### EXERCISE AIM:
Copy each line in which the string "text" occurs.
********
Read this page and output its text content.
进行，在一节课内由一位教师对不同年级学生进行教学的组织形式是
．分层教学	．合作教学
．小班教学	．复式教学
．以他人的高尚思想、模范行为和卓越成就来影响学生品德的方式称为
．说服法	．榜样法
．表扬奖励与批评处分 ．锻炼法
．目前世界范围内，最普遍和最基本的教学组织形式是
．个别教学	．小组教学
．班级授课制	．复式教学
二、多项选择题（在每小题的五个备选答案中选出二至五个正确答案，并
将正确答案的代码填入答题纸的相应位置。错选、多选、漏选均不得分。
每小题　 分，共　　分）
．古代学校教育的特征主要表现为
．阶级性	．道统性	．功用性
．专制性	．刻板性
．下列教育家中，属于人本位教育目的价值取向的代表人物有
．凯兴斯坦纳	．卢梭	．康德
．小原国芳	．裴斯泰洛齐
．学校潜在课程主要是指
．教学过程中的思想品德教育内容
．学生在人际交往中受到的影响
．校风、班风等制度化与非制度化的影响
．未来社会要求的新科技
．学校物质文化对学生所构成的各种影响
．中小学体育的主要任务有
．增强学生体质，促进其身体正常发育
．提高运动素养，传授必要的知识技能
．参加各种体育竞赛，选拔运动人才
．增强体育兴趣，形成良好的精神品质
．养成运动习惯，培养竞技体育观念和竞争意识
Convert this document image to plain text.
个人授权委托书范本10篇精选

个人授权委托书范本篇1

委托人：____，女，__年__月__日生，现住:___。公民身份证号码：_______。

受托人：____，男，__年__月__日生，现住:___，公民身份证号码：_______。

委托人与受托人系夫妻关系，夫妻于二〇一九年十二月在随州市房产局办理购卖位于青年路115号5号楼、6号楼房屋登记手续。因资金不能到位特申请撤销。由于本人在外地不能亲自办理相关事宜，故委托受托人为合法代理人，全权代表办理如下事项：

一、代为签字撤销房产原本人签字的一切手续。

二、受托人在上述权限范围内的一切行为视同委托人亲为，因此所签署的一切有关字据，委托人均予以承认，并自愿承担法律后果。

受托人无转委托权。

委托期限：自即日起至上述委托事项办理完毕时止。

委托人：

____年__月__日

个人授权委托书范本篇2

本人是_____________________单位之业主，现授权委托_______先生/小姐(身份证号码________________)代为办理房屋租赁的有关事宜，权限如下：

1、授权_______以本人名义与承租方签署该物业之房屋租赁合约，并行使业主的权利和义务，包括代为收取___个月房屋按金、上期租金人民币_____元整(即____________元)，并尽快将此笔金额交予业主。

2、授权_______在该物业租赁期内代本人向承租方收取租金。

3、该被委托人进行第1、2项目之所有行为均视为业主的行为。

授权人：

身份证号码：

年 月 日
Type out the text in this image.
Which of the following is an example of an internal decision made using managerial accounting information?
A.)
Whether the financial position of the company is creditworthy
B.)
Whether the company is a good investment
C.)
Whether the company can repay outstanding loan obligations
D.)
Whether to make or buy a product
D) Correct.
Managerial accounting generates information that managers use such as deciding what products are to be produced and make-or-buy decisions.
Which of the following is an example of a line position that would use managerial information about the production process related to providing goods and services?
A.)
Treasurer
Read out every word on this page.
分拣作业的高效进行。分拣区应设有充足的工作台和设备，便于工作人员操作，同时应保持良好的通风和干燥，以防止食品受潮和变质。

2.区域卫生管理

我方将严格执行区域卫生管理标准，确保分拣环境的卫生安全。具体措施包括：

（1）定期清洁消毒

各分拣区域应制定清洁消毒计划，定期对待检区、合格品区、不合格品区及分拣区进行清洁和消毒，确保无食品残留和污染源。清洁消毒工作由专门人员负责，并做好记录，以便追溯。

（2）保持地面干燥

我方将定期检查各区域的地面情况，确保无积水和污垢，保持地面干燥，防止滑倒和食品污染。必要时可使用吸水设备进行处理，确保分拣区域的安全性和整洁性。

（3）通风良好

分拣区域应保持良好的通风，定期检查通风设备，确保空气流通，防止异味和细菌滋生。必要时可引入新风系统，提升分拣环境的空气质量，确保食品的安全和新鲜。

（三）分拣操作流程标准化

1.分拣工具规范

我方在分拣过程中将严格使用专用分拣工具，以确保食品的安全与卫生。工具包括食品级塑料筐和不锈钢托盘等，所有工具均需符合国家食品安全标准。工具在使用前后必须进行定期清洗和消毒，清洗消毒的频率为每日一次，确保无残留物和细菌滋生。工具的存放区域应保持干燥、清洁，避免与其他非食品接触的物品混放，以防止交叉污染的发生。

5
********
### RESPONSE BELOW:
Read this page and output its text content.
Convert this document image to plain text.
Type out the text in this image.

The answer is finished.